----- PROVIDED ENTRIES

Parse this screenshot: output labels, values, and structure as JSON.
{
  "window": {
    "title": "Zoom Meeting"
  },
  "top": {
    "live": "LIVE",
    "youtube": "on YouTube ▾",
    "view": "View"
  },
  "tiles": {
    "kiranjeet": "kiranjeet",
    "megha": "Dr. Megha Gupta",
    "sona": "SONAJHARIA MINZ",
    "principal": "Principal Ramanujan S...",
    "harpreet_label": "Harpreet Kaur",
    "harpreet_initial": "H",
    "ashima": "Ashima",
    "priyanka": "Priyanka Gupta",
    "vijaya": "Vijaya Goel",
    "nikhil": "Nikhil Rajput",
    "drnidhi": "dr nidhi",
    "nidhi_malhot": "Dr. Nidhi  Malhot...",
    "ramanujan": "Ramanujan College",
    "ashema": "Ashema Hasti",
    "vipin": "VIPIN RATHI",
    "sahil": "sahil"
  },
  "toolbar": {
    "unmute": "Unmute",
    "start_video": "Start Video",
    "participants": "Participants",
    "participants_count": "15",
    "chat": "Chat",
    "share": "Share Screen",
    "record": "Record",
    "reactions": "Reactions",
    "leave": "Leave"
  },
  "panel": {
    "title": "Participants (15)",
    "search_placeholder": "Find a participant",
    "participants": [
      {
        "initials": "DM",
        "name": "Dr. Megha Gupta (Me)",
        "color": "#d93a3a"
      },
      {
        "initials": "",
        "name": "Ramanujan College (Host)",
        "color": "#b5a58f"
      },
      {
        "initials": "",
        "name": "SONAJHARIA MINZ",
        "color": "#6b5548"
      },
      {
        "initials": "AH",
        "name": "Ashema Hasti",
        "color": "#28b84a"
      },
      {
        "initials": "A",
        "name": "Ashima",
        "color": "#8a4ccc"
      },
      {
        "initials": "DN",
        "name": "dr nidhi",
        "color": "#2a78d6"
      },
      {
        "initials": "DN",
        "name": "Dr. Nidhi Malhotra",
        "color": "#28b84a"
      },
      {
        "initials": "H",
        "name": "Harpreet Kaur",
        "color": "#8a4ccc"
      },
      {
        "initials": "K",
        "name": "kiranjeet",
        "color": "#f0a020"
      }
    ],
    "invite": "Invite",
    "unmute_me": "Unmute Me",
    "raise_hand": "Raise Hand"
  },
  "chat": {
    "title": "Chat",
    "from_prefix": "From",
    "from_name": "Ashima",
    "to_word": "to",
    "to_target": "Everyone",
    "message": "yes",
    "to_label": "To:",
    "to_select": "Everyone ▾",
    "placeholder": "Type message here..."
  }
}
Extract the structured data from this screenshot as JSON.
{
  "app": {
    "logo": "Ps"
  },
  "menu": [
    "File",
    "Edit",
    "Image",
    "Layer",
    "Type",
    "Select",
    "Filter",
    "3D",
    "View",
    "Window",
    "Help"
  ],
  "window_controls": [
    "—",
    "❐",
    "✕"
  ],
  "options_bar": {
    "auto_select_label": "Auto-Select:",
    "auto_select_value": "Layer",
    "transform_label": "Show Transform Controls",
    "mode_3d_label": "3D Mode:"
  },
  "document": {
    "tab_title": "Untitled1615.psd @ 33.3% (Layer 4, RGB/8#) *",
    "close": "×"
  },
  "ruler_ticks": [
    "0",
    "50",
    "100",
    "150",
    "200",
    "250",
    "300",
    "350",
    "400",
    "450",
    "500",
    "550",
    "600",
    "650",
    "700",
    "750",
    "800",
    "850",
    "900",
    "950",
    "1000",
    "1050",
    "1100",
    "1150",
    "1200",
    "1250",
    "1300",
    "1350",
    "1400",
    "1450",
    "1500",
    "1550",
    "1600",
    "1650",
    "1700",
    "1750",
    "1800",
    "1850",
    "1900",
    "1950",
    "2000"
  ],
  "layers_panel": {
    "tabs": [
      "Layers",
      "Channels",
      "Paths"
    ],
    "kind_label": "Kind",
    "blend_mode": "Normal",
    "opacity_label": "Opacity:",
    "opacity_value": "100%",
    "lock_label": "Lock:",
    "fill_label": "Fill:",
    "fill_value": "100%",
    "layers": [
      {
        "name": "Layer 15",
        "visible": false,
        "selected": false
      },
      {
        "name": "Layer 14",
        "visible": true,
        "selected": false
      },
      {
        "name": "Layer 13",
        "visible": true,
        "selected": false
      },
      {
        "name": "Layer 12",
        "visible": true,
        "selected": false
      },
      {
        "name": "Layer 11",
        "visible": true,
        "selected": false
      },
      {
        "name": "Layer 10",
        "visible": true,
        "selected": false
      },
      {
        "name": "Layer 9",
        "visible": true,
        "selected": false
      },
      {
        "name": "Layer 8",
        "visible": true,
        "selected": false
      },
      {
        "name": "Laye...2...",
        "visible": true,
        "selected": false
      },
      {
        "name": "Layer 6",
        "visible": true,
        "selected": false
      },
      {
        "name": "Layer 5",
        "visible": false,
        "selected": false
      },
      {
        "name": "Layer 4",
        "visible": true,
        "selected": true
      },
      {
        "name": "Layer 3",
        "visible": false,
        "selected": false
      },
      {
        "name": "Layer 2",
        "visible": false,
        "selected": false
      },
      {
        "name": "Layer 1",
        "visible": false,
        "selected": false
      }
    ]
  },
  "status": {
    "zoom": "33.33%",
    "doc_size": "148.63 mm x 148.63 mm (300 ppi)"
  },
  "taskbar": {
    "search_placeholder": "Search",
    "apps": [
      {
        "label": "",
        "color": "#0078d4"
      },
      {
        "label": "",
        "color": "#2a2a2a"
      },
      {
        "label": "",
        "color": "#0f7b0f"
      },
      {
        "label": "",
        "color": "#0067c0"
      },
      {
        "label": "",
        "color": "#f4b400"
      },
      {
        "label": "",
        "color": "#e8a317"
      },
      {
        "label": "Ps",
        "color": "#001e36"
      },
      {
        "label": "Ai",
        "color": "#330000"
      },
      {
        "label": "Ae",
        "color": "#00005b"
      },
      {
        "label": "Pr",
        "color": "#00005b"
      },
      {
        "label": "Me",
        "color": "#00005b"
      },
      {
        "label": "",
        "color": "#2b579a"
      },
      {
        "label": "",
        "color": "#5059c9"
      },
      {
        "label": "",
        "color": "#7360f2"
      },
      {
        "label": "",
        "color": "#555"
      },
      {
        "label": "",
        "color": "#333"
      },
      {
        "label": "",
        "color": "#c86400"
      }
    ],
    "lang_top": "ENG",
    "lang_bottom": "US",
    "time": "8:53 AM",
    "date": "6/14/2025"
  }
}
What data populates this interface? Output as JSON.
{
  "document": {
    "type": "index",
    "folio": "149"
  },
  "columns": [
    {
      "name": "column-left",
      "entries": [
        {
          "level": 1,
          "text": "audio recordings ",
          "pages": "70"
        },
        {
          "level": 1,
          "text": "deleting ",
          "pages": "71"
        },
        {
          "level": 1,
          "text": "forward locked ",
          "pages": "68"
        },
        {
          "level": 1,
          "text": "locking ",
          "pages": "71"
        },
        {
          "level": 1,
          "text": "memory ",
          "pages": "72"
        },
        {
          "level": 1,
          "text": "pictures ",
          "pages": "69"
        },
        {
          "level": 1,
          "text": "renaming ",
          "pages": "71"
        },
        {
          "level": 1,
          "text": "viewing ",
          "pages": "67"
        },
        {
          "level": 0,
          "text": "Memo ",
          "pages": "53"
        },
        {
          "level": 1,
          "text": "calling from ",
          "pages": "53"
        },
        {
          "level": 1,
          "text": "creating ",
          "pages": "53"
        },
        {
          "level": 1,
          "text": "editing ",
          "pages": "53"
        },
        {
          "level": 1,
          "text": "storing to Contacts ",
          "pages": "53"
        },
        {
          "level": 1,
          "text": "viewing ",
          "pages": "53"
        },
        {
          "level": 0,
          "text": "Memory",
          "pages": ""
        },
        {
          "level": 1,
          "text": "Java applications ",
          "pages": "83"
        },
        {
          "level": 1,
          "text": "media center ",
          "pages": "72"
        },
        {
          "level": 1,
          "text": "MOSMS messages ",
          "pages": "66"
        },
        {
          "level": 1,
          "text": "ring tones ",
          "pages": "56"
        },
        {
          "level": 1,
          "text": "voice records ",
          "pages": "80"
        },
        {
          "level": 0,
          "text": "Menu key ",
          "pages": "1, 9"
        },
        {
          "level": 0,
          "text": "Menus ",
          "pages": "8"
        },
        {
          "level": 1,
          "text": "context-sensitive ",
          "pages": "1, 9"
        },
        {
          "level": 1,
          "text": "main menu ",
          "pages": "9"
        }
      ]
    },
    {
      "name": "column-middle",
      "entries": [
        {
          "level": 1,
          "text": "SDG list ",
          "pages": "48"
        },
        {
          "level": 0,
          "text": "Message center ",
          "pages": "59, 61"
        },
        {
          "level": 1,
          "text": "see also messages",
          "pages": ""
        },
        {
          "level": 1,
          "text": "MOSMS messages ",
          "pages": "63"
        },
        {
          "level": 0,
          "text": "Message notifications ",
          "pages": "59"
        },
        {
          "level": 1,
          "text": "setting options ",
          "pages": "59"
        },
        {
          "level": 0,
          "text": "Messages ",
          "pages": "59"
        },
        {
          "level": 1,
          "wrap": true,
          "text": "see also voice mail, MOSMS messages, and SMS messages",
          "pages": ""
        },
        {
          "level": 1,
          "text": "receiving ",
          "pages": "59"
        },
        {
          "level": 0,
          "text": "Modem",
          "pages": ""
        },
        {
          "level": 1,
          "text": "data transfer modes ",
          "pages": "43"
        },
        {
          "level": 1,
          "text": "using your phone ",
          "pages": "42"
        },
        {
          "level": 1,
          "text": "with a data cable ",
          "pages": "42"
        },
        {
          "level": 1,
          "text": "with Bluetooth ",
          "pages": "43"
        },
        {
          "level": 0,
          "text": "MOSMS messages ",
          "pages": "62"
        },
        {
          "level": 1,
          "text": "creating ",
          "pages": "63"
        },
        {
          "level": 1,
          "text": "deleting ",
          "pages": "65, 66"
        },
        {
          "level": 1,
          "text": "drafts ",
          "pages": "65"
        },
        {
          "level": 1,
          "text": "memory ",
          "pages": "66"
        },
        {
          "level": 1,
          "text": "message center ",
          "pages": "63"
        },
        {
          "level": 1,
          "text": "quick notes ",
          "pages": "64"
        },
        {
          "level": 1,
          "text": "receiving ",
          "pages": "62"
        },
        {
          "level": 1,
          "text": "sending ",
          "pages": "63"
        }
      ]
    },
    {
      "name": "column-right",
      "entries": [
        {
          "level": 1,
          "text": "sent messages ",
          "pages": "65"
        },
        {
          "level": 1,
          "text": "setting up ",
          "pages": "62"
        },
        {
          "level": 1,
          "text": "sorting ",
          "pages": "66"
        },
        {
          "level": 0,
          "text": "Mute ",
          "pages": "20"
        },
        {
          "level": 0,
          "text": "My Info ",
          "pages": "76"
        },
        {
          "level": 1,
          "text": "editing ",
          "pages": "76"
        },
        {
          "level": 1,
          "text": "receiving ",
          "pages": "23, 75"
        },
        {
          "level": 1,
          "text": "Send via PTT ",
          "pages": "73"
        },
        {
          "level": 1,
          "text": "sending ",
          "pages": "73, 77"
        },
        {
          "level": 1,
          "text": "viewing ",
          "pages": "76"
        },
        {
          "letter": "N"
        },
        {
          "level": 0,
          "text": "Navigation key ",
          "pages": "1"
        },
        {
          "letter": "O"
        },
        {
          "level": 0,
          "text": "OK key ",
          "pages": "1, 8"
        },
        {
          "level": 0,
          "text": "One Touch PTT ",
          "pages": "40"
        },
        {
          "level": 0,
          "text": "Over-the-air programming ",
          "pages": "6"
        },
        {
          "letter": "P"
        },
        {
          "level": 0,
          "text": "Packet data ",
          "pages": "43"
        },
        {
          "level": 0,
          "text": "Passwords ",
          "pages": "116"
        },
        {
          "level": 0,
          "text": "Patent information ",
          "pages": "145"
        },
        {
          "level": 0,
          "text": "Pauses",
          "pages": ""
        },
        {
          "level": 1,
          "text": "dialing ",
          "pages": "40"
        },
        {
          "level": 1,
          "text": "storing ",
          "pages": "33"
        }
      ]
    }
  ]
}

----------

● **SHORT PROBLEM**:
In the material above, how many lines hold the word "also"? Say only the number.

● **PROBLEM SOLUTION**:
2